(Records excerpted from a collection)
===============

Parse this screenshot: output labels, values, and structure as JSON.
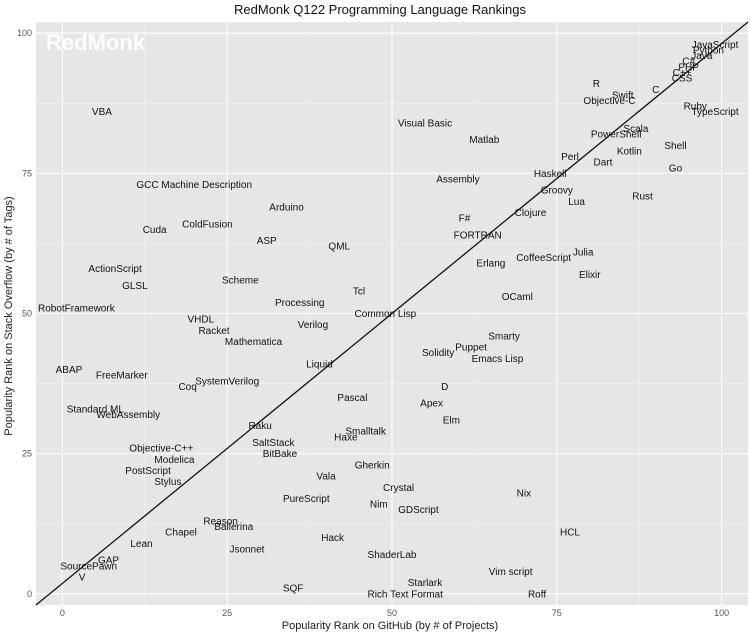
{
  "chart_data": {
    "type": "scatter",
    "title": "RedMonk Q122 Programming Language Rankings",
    "xlabel": "Popularity Rank on GitHub (by # of Projects)",
    "ylabel": "Popularity Rank on Stack Overflow (by # of Tags)",
    "watermark": "RedMonk",
    "xlim": [
      -4,
      104
    ],
    "ylim": [
      -2,
      102
    ],
    "x_ticks": [
      0,
      25,
      50,
      75,
      100
    ],
    "y_ticks": [
      0,
      25,
      50,
      75,
      100
    ],
    "grid": true,
    "background": "#e6e6e6",
    "fit_line": [
      [
        -4,
        -2
      ],
      [
        104,
        102
      ]
    ],
    "points": [
      {
        "label": "JavaScript",
        "x": 99,
        "y": 98
      },
      {
        "label": "Python",
        "x": 98,
        "y": 97
      },
      {
        "label": "Java",
        "x": 97,
        "y": 96
      },
      {
        "label": "C#",
        "x": 95,
        "y": 95
      },
      {
        "label": "PHP",
        "x": 95,
        "y": 94
      },
      {
        "label": "C++",
        "x": 94,
        "y": 93
      },
      {
        "label": "CSS",
        "x": 94,
        "y": 92
      },
      {
        "label": "R",
        "x": 81,
        "y": 91
      },
      {
        "label": "Swift",
        "x": 85,
        "y": 89
      },
      {
        "label": "C",
        "x": 90,
        "y": 90
      },
      {
        "label": "Objective-C",
        "x": 83,
        "y": 88
      },
      {
        "label": "Ruby",
        "x": 96,
        "y": 87
      },
      {
        "label": "TypeScript",
        "x": 99,
        "y": 86
      },
      {
        "label": "Scala",
        "x": 87,
        "y": 83
      },
      {
        "label": "PowerShell",
        "x": 84,
        "y": 82
      },
      {
        "label": "Shell",
        "x": 93,
        "y": 80
      },
      {
        "label": "Kotlin",
        "x": 86,
        "y": 79
      },
      {
        "label": "Perl",
        "x": 77,
        "y": 78
      },
      {
        "label": "Dart",
        "x": 82,
        "y": 77
      },
      {
        "label": "Go",
        "x": 93,
        "y": 76
      },
      {
        "label": "Haskell",
        "x": 74,
        "y": 75
      },
      {
        "label": "Groovy",
        "x": 75,
        "y": 72
      },
      {
        "label": "Rust",
        "x": 88,
        "y": 71
      },
      {
        "label": "Lua",
        "x": 78,
        "y": 70
      },
      {
        "label": "Clojure",
        "x": 71,
        "y": 68
      },
      {
        "label": "F#",
        "x": 61,
        "y": 67
      },
      {
        "label": "FORTRAN",
        "x": 63,
        "y": 64
      },
      {
        "label": "Julia",
        "x": 79,
        "y": 61
      },
      {
        "label": "CoffeeScript",
        "x": 73,
        "y": 60
      },
      {
        "label": "Erlang",
        "x": 65,
        "y": 59
      },
      {
        "label": "Elixir",
        "x": 80,
        "y": 57
      },
      {
        "label": "OCaml",
        "x": 69,
        "y": 53
      },
      {
        "label": "Visual Basic",
        "x": 55,
        "y": 84
      },
      {
        "label": "Matlab",
        "x": 64,
        "y": 81
      },
      {
        "label": "Assembly",
        "x": 60,
        "y": 74
      },
      {
        "label": "VBA",
        "x": 6,
        "y": 86
      },
      {
        "label": "GCC Machine Description",
        "x": 20,
        "y": 73
      },
      {
        "label": "Arduino",
        "x": 34,
        "y": 69
      },
      {
        "label": "ColdFusion",
        "x": 22,
        "y": 66
      },
      {
        "label": "Cuda",
        "x": 14,
        "y": 65
      },
      {
        "label": "ASP",
        "x": 31,
        "y": 63
      },
      {
        "label": "QML",
        "x": 42,
        "y": 62
      },
      {
        "label": "ActionScript",
        "x": 8,
        "y": 58
      },
      {
        "label": "Scheme",
        "x": 27,
        "y": 56
      },
      {
        "label": "GLSL",
        "x": 11,
        "y": 55
      },
      {
        "label": "Tcl",
        "x": 45,
        "y": 54
      },
      {
        "label": "Processing",
        "x": 36,
        "y": 52
      },
      {
        "label": "RobotFramework",
        "x": -2,
        "y": 51
      },
      {
        "label": "Common Lisp",
        "x": 49,
        "y": 50
      },
      {
        "label": "VHDL",
        "x": 21,
        "y": 49
      },
      {
        "label": "Verilog",
        "x": 38,
        "y": 48
      },
      {
        "label": "Racket",
        "x": 23,
        "y": 47
      },
      {
        "label": "Mathematica",
        "x": 29,
        "y": 45
      },
      {
        "label": "Smarty",
        "x": 67,
        "y": 46
      },
      {
        "label": "Puppet",
        "x": 62,
        "y": 44
      },
      {
        "label": "Solidity",
        "x": 57,
        "y": 43
      },
      {
        "label": "Emacs Lisp",
        "x": 66,
        "y": 42
      },
      {
        "label": "Liquid",
        "x": 39,
        "y": 41
      },
      {
        "label": "ABAP",
        "x": 1,
        "y": 40
      },
      {
        "label": "FreeMarker",
        "x": 9,
        "y": 39
      },
      {
        "label": "SystemVerilog",
        "x": 25,
        "y": 38
      },
      {
        "label": "Coq",
        "x": 19,
        "y": 37
      },
      {
        "label": "D",
        "x": 58,
        "y": 37
      },
      {
        "label": "Pascal",
        "x": 44,
        "y": 35
      },
      {
        "label": "Apex",
        "x": 56,
        "y": 34
      },
      {
        "label": "Standard ML",
        "x": 5,
        "y": 33
      },
      {
        "label": "WebAssembly",
        "x": 10,
        "y": 32
      },
      {
        "label": "Elm",
        "x": 59,
        "y": 31
      },
      {
        "label": "Raku",
        "x": 30,
        "y": 30
      },
      {
        "label": "Smalltalk",
        "x": 46,
        "y": 29
      },
      {
        "label": "Haxe",
        "x": 43,
        "y": 28
      },
      {
        "label": "SaltStack",
        "x": 32,
        "y": 27
      },
      {
        "label": "Objective-C++",
        "x": 15,
        "y": 26
      },
      {
        "label": "BitBake",
        "x": 33,
        "y": 25
      },
      {
        "label": "Modelica",
        "x": 17,
        "y": 24
      },
      {
        "label": "Gherkin",
        "x": 47,
        "y": 23
      },
      {
        "label": "PostScript",
        "x": 13,
        "y": 22
      },
      {
        "label": "Vala",
        "x": 40,
        "y": 21
      },
      {
        "label": "Stylus",
        "x": 16,
        "y": 20
      },
      {
        "label": "Crystal",
        "x": 51,
        "y": 19
      },
      {
        "label": "Nix",
        "x": 70,
        "y": 18
      },
      {
        "label": "PureScript",
        "x": 37,
        "y": 17
      },
      {
        "label": "Nim",
        "x": 48,
        "y": 16
      },
      {
        "label": "GDScript",
        "x": 54,
        "y": 15
      },
      {
        "label": "Reason",
        "x": 24,
        "y": 13
      },
      {
        "label": "Ballerina",
        "x": 26,
        "y": 12
      },
      {
        "label": "Chapel",
        "x": 18,
        "y": 11
      },
      {
        "label": "HCL",
        "x": 77,
        "y": 11
      },
      {
        "label": "Hack",
        "x": 41,
        "y": 10
      },
      {
        "label": "Lean",
        "x": 12,
        "y": 9
      },
      {
        "label": "Jsonnet",
        "x": 28,
        "y": 8
      },
      {
        "label": "ShaderLab",
        "x": 50,
        "y": 7
      },
      {
        "label": "GAP",
        "x": 7,
        "y": 6
      },
      {
        "label": "SourcePawn",
        "x": 4,
        "y": 5
      },
      {
        "label": "Vim script",
        "x": 68,
        "y": 4
      },
      {
        "label": "V",
        "x": 3,
        "y": 3
      },
      {
        "label": "Starlark",
        "x": 55,
        "y": 2
      },
      {
        "label": "SQF",
        "x": 35,
        "y": 1
      },
      {
        "label": "Rich Text Format",
        "x": 52,
        "y": 0
      },
      {
        "label": "Roff",
        "x": 72,
        "y": 0
      }
    ]
  }
}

===============

From the listing, copy each line containing the word "Objective".

        "label": "Objective-C",
        "label": "Objective-C++",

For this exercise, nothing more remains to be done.